• **Task details**: For every line in the records that has the word "سهام", make a copy.

• **Records**:
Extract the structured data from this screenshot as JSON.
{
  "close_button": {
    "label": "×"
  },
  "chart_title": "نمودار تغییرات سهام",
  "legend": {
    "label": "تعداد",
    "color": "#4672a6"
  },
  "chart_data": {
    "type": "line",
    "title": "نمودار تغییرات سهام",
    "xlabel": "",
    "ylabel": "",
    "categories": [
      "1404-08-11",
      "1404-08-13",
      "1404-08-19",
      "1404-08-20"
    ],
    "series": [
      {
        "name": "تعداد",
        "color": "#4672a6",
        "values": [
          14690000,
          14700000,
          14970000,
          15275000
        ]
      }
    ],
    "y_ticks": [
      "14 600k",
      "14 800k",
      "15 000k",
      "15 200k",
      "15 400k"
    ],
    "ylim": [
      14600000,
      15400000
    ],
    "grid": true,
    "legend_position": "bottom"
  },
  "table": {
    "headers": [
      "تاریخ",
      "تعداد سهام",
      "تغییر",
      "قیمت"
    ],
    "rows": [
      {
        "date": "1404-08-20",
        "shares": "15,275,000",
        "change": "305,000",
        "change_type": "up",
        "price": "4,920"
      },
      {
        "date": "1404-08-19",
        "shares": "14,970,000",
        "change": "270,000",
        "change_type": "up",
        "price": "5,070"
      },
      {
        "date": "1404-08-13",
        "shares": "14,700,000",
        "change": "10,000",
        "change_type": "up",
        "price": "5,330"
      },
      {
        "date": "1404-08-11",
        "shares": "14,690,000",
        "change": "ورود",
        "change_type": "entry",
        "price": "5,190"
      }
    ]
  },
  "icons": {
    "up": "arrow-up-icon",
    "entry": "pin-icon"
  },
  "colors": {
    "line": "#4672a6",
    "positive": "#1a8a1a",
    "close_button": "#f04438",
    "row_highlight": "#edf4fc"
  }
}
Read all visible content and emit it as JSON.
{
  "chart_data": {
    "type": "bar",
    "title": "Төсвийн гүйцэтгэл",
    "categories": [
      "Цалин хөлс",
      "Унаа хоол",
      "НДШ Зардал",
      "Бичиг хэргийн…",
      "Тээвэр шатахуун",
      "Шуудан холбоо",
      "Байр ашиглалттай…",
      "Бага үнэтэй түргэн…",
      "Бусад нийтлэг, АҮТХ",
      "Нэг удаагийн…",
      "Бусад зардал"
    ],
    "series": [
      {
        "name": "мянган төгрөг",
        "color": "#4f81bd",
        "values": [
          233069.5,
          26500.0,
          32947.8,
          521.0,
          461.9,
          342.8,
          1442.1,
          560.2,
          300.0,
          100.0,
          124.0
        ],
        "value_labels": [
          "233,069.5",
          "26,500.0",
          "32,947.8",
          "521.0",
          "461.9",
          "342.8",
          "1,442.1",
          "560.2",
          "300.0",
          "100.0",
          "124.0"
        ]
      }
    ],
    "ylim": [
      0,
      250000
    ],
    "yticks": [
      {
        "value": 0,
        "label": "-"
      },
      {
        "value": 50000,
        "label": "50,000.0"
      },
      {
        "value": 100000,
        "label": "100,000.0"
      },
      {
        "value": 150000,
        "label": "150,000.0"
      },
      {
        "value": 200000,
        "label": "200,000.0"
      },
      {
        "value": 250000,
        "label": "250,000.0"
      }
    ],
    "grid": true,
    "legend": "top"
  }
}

• **The reply**:
  "chart_title": "نمودار تغییرات سهام",
    "title": "نمودار تغییرات سهام",
      "تعداد سهام",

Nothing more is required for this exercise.